= What to work on =
Write out the data again exactly, skipping every picture.

* Begin Data extract *

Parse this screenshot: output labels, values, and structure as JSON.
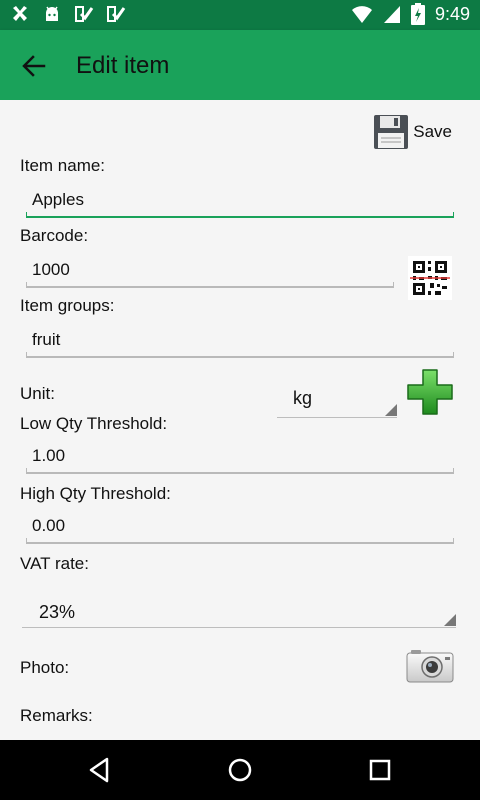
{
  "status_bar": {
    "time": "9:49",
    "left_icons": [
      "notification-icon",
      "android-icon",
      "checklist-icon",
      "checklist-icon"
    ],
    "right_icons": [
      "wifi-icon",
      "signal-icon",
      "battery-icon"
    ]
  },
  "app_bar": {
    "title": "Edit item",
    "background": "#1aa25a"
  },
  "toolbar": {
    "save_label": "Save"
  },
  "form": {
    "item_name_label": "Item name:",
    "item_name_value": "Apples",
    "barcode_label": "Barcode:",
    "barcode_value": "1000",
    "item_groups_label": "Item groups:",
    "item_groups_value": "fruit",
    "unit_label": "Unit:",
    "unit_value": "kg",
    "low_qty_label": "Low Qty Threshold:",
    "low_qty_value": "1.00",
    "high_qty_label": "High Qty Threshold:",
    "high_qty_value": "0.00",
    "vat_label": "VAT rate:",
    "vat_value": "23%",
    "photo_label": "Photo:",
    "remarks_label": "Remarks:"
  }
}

* End Data extract *

= Finished exercise =
Parse this screenshot: output labels, values, and structure as JSON.
{
  "status_bar": {
    "time": "9:49",
    "left_icons": [
      "notification-icon",
      "android-icon",
      "checklist-icon",
      "checklist-icon"
    ],
    "right_icons": [
      "wifi-icon",
      "signal-icon",
      "battery-icon"
    ]
  },
  "app_bar": {
    "title": "Edit item",
    "background": "#1aa25a"
  },
  "toolbar": {
    "save_label": "Save"
  },
  "form": {
    "item_name_label": "Item name:",
    "item_name_value": "Apples",
    "barcode_label": "Barcode:",
    "barcode_value": "1000",
    "item_groups_label": "Item groups:",
    "item_groups_value": "fruit",
    "unit_label": "Unit:",
    "unit_value": "kg",
    "low_qty_label": "Low Qty Threshold:",
    "low_qty_value": "1.00",
    "high_qty_label": "High Qty Threshold:",
    "high_qty_value": "0.00",
    "vat_label": "VAT rate:",
    "vat_value": "23%",
    "photo_label": "Photo:",
    "remarks_label": "Remarks:"
  }
}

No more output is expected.